**Given records**
★ ★ ★ ★ ★
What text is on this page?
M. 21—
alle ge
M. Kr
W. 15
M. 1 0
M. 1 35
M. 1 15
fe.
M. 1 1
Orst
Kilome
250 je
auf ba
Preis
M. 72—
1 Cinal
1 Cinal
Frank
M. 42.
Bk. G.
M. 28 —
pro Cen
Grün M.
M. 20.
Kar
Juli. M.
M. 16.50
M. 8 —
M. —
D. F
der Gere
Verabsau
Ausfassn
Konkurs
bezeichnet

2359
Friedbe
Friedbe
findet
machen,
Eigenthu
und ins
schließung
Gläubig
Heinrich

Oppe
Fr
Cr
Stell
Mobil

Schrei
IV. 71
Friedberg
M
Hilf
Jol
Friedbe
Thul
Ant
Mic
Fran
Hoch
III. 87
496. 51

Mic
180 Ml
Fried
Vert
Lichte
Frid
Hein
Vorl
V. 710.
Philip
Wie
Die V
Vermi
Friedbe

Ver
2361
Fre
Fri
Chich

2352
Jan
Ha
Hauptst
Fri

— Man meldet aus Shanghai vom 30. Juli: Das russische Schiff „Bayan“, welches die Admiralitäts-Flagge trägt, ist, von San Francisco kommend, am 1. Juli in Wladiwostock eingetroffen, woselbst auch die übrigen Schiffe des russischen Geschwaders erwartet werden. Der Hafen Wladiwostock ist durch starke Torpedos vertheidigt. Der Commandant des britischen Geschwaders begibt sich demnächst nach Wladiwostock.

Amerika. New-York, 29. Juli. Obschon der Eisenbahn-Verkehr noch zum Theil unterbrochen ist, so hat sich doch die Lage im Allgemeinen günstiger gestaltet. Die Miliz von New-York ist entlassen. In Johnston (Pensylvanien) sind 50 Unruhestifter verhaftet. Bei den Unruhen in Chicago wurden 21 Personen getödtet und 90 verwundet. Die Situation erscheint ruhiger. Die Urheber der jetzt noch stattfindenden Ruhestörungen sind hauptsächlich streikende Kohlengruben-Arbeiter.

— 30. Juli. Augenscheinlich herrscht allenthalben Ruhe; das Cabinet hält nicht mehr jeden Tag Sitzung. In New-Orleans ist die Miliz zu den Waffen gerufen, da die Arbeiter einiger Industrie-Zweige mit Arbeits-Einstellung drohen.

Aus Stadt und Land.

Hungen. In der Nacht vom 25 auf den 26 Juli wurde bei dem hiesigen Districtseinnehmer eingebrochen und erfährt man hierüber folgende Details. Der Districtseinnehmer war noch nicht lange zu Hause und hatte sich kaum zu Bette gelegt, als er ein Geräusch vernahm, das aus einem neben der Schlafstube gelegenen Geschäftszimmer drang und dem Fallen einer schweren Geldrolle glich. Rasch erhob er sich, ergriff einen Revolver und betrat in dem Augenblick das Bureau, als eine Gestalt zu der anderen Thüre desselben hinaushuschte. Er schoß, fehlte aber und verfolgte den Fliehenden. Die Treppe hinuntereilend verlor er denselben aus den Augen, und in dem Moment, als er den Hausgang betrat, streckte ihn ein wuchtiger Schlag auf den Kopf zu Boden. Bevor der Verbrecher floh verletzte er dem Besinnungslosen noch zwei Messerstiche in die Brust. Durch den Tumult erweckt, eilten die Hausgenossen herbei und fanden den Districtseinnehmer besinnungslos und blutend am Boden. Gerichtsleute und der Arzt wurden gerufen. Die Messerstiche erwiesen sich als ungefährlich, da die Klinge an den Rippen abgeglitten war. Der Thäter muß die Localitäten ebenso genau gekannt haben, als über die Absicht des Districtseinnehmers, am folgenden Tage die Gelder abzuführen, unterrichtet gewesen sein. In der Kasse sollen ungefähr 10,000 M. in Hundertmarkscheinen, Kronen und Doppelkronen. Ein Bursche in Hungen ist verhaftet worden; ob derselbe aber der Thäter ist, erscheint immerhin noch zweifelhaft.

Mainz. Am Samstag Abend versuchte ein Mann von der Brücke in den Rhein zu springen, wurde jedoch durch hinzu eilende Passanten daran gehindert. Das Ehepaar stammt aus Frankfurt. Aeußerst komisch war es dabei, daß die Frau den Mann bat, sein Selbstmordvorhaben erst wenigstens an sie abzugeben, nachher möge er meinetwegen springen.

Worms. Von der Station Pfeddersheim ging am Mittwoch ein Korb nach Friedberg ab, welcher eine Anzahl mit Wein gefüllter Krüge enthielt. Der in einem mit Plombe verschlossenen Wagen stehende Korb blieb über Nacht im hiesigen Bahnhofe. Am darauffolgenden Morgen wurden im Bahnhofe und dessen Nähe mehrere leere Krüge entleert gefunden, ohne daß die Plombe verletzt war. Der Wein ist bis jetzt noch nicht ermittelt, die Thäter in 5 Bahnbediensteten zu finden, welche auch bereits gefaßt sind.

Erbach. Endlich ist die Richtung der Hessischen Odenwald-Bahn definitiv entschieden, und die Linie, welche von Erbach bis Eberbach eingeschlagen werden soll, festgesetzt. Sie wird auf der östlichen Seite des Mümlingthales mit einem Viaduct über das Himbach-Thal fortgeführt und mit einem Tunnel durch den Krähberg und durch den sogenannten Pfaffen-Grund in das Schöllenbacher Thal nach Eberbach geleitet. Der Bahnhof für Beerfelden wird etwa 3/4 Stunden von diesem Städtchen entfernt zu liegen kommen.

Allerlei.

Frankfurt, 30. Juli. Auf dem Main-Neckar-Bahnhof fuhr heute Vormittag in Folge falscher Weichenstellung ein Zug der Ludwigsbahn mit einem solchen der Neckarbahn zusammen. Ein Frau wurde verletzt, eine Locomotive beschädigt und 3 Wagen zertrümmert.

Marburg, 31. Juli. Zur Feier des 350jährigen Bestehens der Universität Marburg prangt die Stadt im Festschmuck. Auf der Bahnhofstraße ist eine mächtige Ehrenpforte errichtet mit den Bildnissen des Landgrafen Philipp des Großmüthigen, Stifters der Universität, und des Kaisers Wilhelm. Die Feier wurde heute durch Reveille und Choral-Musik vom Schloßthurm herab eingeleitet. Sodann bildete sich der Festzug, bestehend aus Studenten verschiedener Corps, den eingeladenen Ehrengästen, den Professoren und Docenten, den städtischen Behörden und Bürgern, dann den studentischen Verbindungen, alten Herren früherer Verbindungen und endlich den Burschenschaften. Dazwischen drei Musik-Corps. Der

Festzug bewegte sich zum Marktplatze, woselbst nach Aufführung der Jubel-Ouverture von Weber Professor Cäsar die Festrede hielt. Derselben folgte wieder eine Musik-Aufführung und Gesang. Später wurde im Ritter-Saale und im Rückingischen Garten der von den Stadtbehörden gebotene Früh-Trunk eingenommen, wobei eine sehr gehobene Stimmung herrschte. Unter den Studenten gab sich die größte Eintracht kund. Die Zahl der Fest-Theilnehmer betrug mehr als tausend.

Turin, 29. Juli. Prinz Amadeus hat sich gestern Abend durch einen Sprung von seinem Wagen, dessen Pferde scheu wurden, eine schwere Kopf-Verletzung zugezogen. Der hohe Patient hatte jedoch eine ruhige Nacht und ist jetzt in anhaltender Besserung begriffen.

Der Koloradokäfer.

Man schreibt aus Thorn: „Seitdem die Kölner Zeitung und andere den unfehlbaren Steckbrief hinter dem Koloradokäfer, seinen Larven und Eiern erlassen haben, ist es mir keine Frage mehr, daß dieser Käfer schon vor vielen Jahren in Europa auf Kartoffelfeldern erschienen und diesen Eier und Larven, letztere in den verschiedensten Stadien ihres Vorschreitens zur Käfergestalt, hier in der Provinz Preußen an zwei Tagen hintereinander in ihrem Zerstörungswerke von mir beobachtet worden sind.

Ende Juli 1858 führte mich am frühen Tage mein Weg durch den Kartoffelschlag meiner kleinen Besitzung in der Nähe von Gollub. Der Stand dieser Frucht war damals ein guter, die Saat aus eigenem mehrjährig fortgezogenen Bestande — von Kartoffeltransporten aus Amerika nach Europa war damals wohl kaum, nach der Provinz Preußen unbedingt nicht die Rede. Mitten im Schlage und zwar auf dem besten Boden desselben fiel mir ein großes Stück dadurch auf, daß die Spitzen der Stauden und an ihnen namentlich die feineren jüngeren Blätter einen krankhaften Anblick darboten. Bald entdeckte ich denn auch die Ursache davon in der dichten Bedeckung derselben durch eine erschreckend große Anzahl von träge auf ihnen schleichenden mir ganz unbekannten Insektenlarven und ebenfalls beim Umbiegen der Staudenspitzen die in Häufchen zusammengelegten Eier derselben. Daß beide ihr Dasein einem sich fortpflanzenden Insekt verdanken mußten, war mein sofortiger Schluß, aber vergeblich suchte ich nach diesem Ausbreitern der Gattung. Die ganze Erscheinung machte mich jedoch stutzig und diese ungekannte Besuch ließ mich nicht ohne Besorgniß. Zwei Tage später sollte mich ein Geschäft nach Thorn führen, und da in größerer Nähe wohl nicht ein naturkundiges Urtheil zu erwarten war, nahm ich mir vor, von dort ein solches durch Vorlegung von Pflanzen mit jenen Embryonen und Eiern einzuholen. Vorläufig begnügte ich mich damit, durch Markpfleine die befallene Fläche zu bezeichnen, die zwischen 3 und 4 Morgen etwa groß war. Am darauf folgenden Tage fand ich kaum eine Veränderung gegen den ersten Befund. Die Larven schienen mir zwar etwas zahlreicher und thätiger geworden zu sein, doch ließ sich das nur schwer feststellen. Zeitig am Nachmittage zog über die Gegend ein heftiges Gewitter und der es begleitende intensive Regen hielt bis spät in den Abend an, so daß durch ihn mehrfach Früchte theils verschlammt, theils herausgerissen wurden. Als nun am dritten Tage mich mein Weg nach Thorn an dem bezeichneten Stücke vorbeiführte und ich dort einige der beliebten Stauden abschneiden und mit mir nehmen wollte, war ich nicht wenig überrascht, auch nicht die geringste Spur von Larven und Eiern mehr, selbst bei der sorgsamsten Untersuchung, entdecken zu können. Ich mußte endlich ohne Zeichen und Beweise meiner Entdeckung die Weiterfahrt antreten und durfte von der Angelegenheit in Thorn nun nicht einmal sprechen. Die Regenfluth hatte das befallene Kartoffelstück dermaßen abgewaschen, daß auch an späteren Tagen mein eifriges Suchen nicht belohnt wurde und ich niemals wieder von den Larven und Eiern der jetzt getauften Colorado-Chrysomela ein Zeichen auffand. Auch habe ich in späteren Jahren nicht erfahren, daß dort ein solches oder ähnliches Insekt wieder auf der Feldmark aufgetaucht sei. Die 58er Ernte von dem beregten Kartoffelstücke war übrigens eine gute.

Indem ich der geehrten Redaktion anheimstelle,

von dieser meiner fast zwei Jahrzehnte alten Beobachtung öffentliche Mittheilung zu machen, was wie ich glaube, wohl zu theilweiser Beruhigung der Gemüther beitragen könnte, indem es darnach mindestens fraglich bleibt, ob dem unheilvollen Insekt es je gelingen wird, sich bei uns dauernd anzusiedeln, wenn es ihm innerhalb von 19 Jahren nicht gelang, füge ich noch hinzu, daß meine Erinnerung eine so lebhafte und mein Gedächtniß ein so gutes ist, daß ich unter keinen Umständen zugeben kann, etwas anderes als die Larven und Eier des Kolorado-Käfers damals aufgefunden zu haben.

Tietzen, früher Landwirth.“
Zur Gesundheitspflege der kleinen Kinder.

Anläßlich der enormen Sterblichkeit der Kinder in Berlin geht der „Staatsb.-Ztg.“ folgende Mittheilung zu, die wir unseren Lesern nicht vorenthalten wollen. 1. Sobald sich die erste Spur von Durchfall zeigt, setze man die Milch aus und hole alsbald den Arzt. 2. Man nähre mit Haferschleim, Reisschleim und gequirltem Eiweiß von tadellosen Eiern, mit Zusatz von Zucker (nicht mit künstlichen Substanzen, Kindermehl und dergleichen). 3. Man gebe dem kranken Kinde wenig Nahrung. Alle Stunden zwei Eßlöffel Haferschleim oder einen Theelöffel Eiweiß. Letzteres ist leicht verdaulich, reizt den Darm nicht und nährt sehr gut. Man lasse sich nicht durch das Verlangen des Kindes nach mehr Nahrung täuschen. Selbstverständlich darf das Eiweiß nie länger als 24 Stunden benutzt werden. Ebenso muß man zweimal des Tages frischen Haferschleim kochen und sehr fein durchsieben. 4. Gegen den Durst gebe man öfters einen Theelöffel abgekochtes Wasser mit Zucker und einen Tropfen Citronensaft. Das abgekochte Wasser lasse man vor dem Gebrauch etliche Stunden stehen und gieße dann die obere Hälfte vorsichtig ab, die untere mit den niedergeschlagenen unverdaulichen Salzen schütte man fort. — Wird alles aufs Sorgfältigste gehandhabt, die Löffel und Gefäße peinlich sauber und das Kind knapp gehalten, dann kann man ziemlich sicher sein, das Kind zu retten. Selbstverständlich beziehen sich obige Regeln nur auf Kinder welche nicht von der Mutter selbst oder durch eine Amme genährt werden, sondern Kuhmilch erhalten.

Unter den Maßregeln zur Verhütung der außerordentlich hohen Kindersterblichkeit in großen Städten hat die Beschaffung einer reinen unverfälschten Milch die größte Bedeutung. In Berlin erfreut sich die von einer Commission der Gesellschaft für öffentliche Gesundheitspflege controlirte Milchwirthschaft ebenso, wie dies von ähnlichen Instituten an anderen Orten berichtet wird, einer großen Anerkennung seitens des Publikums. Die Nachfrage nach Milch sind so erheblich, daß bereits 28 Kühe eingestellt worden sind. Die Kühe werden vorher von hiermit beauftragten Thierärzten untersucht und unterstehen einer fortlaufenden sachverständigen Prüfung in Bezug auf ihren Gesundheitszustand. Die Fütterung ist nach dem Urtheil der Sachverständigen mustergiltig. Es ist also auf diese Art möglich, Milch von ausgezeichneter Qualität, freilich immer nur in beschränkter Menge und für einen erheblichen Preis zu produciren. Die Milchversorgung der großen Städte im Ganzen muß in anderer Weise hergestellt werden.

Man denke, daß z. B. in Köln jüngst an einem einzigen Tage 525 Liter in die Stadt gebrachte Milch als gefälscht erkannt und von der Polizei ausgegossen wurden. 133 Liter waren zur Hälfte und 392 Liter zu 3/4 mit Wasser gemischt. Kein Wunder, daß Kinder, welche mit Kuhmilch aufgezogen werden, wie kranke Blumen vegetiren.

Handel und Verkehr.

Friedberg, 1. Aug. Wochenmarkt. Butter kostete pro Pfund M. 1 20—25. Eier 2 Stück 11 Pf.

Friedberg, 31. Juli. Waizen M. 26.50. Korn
★ ★ ★ ★ ★
Working through the entries above, copy every line in which "Verkehr" is found.

**Response**
Amerika. New-York, 29. Juli. Obschon der Eisenbahn-Verkehr noch zum Theil unterbrochen ist, so hat sich doch die Lage im Allgemeinen günstiger gestaltet. Die Miliz von New-York ist entlassen. In Johnston (Pensylvanien) sind 50 Unruhestifter verhaftet. Bei den Unruhen in Chicago wurden 21 Personen getödtet und 90 verwundet. Die Situation erscheint ruhiger. Die Urheber der jetzt noch stattfindenden Ruhestörungen sind hauptsächlich streikende Kohlengruben-Arbeiter.
Handel und Verkehr.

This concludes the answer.